A run of records
**********
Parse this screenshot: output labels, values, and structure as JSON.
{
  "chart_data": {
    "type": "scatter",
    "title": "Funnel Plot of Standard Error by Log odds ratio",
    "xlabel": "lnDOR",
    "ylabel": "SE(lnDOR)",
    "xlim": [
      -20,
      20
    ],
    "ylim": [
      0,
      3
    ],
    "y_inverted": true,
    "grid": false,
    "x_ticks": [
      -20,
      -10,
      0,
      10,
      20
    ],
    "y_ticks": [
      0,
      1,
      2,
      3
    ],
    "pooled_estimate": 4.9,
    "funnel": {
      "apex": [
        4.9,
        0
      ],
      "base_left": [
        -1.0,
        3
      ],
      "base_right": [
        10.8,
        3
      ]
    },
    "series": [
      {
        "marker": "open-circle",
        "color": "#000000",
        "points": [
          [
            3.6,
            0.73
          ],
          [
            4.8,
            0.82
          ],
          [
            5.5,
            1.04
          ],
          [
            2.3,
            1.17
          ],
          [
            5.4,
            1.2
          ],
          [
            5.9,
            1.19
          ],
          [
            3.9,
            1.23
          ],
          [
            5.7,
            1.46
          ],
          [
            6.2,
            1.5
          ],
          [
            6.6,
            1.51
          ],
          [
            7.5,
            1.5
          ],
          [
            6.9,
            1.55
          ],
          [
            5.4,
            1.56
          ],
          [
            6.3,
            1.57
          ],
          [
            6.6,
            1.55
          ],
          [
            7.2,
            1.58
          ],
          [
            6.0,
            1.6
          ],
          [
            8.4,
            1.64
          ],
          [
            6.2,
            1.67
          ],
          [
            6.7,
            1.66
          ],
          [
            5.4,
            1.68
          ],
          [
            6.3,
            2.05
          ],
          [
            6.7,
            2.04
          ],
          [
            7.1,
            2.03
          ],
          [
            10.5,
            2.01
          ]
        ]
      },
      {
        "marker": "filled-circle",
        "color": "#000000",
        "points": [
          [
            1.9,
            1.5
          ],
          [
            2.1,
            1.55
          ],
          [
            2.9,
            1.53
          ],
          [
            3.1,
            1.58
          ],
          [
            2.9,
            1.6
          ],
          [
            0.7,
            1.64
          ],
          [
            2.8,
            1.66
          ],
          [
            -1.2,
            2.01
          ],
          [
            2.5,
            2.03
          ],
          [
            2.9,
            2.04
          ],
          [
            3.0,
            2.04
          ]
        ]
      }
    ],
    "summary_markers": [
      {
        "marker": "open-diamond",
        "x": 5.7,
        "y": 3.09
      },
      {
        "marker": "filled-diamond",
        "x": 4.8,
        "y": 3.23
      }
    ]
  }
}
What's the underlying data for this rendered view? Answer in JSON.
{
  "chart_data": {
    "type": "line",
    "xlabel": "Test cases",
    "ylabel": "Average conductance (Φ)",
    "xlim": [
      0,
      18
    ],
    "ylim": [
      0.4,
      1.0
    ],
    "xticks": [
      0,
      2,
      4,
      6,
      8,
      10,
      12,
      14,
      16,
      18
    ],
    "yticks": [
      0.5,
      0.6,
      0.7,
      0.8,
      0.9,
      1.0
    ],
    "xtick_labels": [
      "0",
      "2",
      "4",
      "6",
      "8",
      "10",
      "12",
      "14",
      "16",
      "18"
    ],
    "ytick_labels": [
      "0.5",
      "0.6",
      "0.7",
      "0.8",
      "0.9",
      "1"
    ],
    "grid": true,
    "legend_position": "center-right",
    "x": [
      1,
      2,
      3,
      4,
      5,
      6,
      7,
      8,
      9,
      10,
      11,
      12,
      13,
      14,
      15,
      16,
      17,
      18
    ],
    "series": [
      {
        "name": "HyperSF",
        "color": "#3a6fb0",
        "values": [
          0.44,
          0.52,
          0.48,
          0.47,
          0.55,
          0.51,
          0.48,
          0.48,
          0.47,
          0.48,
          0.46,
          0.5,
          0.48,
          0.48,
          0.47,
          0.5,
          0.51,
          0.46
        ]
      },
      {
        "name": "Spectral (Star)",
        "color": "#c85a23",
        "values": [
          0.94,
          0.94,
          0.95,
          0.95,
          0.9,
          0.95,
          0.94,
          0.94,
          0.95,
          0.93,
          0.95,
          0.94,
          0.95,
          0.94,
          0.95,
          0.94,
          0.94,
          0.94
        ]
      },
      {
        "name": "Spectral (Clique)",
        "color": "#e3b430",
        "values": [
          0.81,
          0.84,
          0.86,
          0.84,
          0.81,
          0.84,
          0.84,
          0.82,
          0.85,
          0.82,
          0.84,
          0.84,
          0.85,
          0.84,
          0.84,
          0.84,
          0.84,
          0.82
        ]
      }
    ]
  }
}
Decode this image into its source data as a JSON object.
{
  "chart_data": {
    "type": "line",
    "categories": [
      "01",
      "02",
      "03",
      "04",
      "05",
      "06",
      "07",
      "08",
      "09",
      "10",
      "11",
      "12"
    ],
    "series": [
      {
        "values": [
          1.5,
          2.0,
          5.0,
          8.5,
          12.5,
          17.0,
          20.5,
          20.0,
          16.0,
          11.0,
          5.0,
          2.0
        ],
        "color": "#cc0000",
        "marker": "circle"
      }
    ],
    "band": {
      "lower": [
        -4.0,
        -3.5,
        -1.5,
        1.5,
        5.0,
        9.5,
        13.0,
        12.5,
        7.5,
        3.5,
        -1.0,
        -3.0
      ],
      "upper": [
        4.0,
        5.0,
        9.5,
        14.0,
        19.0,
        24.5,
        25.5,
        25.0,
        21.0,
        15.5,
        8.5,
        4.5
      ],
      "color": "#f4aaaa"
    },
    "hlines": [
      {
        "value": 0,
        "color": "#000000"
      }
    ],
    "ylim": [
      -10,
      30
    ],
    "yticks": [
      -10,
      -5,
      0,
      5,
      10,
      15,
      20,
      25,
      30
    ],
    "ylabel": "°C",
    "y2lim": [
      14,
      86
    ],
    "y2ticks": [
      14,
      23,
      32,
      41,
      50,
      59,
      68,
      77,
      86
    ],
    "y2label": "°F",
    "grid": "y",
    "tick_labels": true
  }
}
**********
Required work
Make an exact copy of the records.

Exercise answer
Parse this screenshot: output labels, values, and structure as JSON.
{
  "chart_data": {
    "type": "scatter",
    "title": "Funnel Plot of Standard Error by Log odds ratio",
    "xlabel": "lnDOR",
    "ylabel": "SE(lnDOR)",
    "xlim": [
      -20,
      20
    ],
    "ylim": [
      0,
      3
    ],
    "y_inverted": true,
    "grid": false,
    "x_ticks": [
      -20,
      -10,
      0,
      10,
      20
    ],
    "y_ticks": [
      0,
      1,
      2,
      3
    ],
    "pooled_estimate": 4.9,
    "funnel": {
      "apex": [
        4.9,
        0
      ],
      "base_left": [
        -1.0,
        3
      ],
      "base_right": [
        10.8,
        3
      ]
    },
    "series": [
      {
        "marker": "open-circle",
        "color": "#000000",
        "points": [
          [
            3.6,
            0.73
          ],
          [
            4.8,
            0.82
          ],
          [
            5.5,
            1.04
          ],
          [
            2.3,
            1.17
          ],
          [
            5.4,
            1.2
          ],
          [
            5.9,
            1.19
          ],
          [
            3.9,
            1.23
          ],
          [
            5.7,
            1.46
          ],
          [
            6.2,
            1.5
          ],
          [
            6.6,
            1.51
          ],
          [
            7.5,
            1.5
          ],
          [
            6.9,
            1.55
          ],
          [
            5.4,
            1.56
          ],
          [
            6.3,
            1.57
          ],
          [
            6.6,
            1.55
          ],
          [
            7.2,
            1.58
          ],
          [
            6.0,
            1.6
          ],
          [
            8.4,
            1.64
          ],
          [
            6.2,
            1.67
          ],
          [
            6.7,
            1.66
          ],
          [
            5.4,
            1.68
          ],
          [
            6.3,
            2.05
          ],
          [
            6.7,
            2.04
          ],
          [
            7.1,
            2.03
          ],
          [
            10.5,
            2.01
          ]
        ]
      },
      {
        "marker": "filled-circle",
        "color": "#000000",
        "points": [
          [
            1.9,
            1.5
          ],
          [
            2.1,
            1.55
          ],
          [
            2.9,
            1.53
          ],
          [
            3.1,
            1.58
          ],
          [
            2.9,
            1.6
          ],
          [
            0.7,
            1.64
          ],
          [
            2.8,
            1.66
          ],
          [
            -1.2,
            2.01
          ],
          [
            2.5,
            2.03
          ],
          [
            2.9,
            2.04
          ],
          [
            3.0,
            2.04
          ]
        ]
      }
    ],
    "summary_markers": [
      {
        "marker": "open-diamond",
        "x": 5.7,
        "y": 3.09
      },
      {
        "marker": "filled-diamond",
        "x": 4.8,
        "y": 3.23
      }
    ]
  }
}
What's the underlying data for this rendered view? Answer in JSON.
{
  "chart_data": {
    "type": "line",
    "xlabel": "Test cases",
    "ylabel": "Average conductance (Φ)",
    "xlim": [
      0,
      18
    ],
    "ylim": [
      0.4,
      1.0
    ],
    "xticks": [
      0,
      2,
      4,
      6,
      8,
      10,
      12,
      14,
      16,
      18
    ],
    "yticks": [
      0.5,
      0.6,
      0.7,
      0.8,
      0.9,
      1.0
    ],
    "xtick_labels": [
      "0",
      "2",
      "4",
      "6",
      "8",
      "10",
      "12",
      "14",
      "16",
      "18"
    ],
    "ytick_labels": [
      "0.5",
      "0.6",
      "0.7",
      "0.8",
      "0.9",
      "1"
    ],
    "grid": true,
    "legend_position": "center-right",
    "x": [
      1,
      2,
      3,
      4,
      5,
      6,
      7,
      8,
      9,
      10,
      11,
      12,
      13,
      14,
      15,
      16,
      17,
      18
    ],
    "series": [
      {
        "name": "HyperSF",
        "color": "#3a6fb0",
        "values": [
          0.44,
          0.52,
          0.48,
          0.47,
          0.55,
          0.51,
          0.48,
          0.48,
          0.47,
          0.48,
          0.46,
          0.5,
          0.48,
          0.48,
          0.47,
          0.5,
          0.51,
          0.46
        ]
      },
      {
        "name": "Spectral (Star)",
        "color": "#c85a23",
        "values": [
          0.94,
          0.94,
          0.95,
          0.95,
          0.9,
          0.95,
          0.94,
          0.94,
          0.95,
          0.93,
          0.95,
          0.94,
          0.95,
          0.94,
          0.95,
          0.94,
          0.94,
          0.94
        ]
      },
      {
        "name": "Spectral (Clique)",
        "color": "#e3b430",
        "values": [
          0.81,
          0.84,
          0.86,
          0.84,
          0.81,
          0.84,
          0.84,
          0.82,
          0.85,
          0.82,
          0.84,
          0.84,
          0.85,
          0.84,
          0.84,
          0.84,
          0.84,
          0.82
        ]
      }
    ]
  }
}
Decode this image into its source data as a JSON object.
{
  "chart_data": {
    "type": "line",
    "categories": [
      "01",
      "02",
      "03",
      "04",
      "05",
      "06",
      "07",
      "08",
      "09",
      "10",
      "11",
      "12"
    ],
    "series": [
      {
        "values": [
          1.5,
          2.0,
          5.0,
          8.5,
          12.5,
          17.0,
          20.5,
          20.0,
          16.0,
          11.0,
          5.0,
          2.0
        ],
        "color": "#cc0000",
        "marker": "circle"
      }
    ],
    "band": {
      "lower": [
        -4.0,
        -3.5,
        -1.5,
        1.5,
        5.0,
        9.5,
        13.0,
        12.5,
        7.5,
        3.5,
        -1.0,
        -3.0
      ],
      "upper": [
        4.0,
        5.0,
        9.5,
        14.0,
        19.0,
        24.5,
        25.5,
        25.0,
        21.0,
        15.5,
        8.5,
        4.5
      ],
      "color": "#f4aaaa"
    },
    "hlines": [
      {
        "value": 0,
        "color": "#000000"
      }
    ],
    "ylim": [
      -10,
      30
    ],
    "yticks": [
      -10,
      -5,
      0,
      5,
      10,
      15,
      20,
      25,
      30
    ],
    "ylabel": "°C",
    "y2lim": [
      14,
      86
    ],
    "y2ticks": [
      14,
      23,
      32,
      41,
      50,
      59,
      68,
      77,
      86
    ],
    "y2label": "°F",
    "grid": "y",
    "tick_labels": true
  }
}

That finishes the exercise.